• [What you are asked to do]: Below are some records. Say how many of their lines contain the string "this", and give nothing but the number.

:: Records shown ::

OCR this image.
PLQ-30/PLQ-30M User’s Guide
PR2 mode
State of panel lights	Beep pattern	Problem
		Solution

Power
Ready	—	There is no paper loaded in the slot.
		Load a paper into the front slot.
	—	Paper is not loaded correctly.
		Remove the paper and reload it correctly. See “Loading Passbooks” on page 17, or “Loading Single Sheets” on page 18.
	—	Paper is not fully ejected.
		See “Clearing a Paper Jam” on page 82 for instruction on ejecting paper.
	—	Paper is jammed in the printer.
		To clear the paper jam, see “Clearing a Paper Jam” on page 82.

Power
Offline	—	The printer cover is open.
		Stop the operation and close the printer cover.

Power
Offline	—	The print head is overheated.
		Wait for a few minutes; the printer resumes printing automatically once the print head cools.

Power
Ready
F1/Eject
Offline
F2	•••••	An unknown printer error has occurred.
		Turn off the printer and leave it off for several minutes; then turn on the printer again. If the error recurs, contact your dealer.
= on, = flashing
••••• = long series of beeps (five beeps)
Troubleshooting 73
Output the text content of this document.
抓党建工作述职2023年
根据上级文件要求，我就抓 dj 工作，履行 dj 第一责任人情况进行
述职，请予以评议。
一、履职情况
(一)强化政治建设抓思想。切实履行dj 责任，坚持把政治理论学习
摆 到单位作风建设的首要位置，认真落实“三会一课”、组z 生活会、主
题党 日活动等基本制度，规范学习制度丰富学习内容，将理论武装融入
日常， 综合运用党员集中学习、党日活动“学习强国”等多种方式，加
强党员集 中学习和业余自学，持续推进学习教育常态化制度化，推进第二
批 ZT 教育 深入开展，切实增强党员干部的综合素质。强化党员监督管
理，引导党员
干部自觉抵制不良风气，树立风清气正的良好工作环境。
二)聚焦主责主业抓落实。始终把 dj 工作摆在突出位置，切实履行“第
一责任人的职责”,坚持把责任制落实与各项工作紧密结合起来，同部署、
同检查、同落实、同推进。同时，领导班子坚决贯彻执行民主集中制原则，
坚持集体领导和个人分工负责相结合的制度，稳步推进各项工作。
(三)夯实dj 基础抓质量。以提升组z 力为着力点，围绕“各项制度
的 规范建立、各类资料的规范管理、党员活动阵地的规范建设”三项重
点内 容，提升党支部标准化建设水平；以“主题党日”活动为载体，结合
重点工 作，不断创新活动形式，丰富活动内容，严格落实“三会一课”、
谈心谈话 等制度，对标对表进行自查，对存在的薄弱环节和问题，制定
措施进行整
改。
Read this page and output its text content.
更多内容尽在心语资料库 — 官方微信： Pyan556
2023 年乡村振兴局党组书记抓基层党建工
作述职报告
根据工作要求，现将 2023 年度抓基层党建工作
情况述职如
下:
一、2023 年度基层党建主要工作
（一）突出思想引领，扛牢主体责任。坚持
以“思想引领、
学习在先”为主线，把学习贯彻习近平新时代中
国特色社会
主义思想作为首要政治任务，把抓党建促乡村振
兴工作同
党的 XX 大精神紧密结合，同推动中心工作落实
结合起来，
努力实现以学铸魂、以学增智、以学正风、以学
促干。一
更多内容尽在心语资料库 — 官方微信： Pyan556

:::

• [Solution]: 3